Omit all images, then return the remaining material exactly as it stands.

[START Input records]

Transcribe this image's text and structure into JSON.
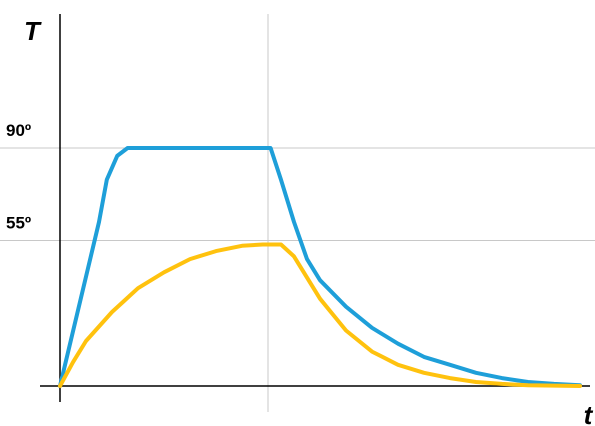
{
  "chart_data": {
    "type": "line",
    "title": "",
    "xlabel": "t",
    "ylabel": "T",
    "y_ticks": [
      {
        "value": 90,
        "label": "90º"
      },
      {
        "value": 55,
        "label": "55º"
      }
    ],
    "x_gridlines": [
      8
    ],
    "xlim": [
      0,
      20
    ],
    "ylim": [
      -7,
      110
    ],
    "grid": true,
    "legend": "none",
    "series": [
      {
        "color": "#1e9fd9",
        "points": [
          [
            0,
            0
          ],
          [
            1.5,
            62
          ],
          [
            1.8,
            78
          ],
          [
            2.2,
            87
          ],
          [
            2.6,
            90
          ],
          [
            8.1,
            90
          ],
          [
            8.5,
            78
          ],
          [
            9.0,
            62
          ],
          [
            9.5,
            48
          ],
          [
            10.0,
            40
          ],
          [
            11.0,
            30
          ],
          [
            12.0,
            22
          ],
          [
            13.0,
            16
          ],
          [
            14.0,
            11
          ],
          [
            15.0,
            8
          ],
          [
            16.0,
            5
          ],
          [
            17.0,
            3
          ],
          [
            18.0,
            1.5
          ],
          [
            19.0,
            0.8
          ],
          [
            20.0,
            0.3
          ]
        ]
      },
      {
        "color": "#ffc20e",
        "points": [
          [
            0,
            0
          ],
          [
            0.5,
            9
          ],
          [
            1.0,
            17
          ],
          [
            2.0,
            28
          ],
          [
            3.0,
            37
          ],
          [
            4.0,
            43
          ],
          [
            5.0,
            48
          ],
          [
            6.0,
            51
          ],
          [
            7.0,
            53
          ],
          [
            7.8,
            53.5
          ],
          [
            8.5,
            53.5
          ],
          [
            9.0,
            49
          ],
          [
            9.5,
            41
          ],
          [
            10.0,
            33
          ],
          [
            10.5,
            27
          ],
          [
            11.0,
            21
          ],
          [
            12.0,
            13
          ],
          [
            13.0,
            8
          ],
          [
            14.0,
            5
          ],
          [
            15.0,
            3
          ],
          [
            16.0,
            1.5
          ],
          [
            17.0,
            0.8
          ],
          [
            18.0,
            0.3
          ],
          [
            20.0,
            0
          ]
        ]
      }
    ]
  }
}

[END Input records]

Complete answer »
Transcribe this image's text and structure into JSON.
{
  "chart_data": {
    "type": "line",
    "title": "",
    "xlabel": "t",
    "ylabel": "T",
    "y_ticks": [
      {
        "value": 90,
        "label": "90º"
      },
      {
        "value": 55,
        "label": "55º"
      }
    ],
    "x_gridlines": [
      8
    ],
    "xlim": [
      0,
      20
    ],
    "ylim": [
      -7,
      110
    ],
    "grid": true,
    "legend": "none",
    "series": [
      {
        "color": "#1e9fd9",
        "points": [
          [
            0,
            0
          ],
          [
            1.5,
            62
          ],
          [
            1.8,
            78
          ],
          [
            2.2,
            87
          ],
          [
            2.6,
            90
          ],
          [
            8.1,
            90
          ],
          [
            8.5,
            78
          ],
          [
            9.0,
            62
          ],
          [
            9.5,
            48
          ],
          [
            10.0,
            40
          ],
          [
            11.0,
            30
          ],
          [
            12.0,
            22
          ],
          [
            13.0,
            16
          ],
          [
            14.0,
            11
          ],
          [
            15.0,
            8
          ],
          [
            16.0,
            5
          ],
          [
            17.0,
            3
          ],
          [
            18.0,
            1.5
          ],
          [
            19.0,
            0.8
          ],
          [
            20.0,
            0.3
          ]
        ]
      },
      {
        "color": "#ffc20e",
        "points": [
          [
            0,
            0
          ],
          [
            0.5,
            9
          ],
          [
            1.0,
            17
          ],
          [
            2.0,
            28
          ],
          [
            3.0,
            37
          ],
          [
            4.0,
            43
          ],
          [
            5.0,
            48
          ],
          [
            6.0,
            51
          ],
          [
            7.0,
            53
          ],
          [
            7.8,
            53.5
          ],
          [
            8.5,
            53.5
          ],
          [
            9.0,
            49
          ],
          [
            9.5,
            41
          ],
          [
            10.0,
            33
          ],
          [
            10.5,
            27
          ],
          [
            11.0,
            21
          ],
          [
            12.0,
            13
          ],
          [
            13.0,
            8
          ],
          [
            14.0,
            5
          ],
          [
            15.0,
            3
          ],
          [
            16.0,
            1.5
          ],
          [
            17.0,
            0.8
          ],
          [
            18.0,
            0.3
          ],
          [
            20.0,
            0
          ]
        ]
      }
    ]
  }
}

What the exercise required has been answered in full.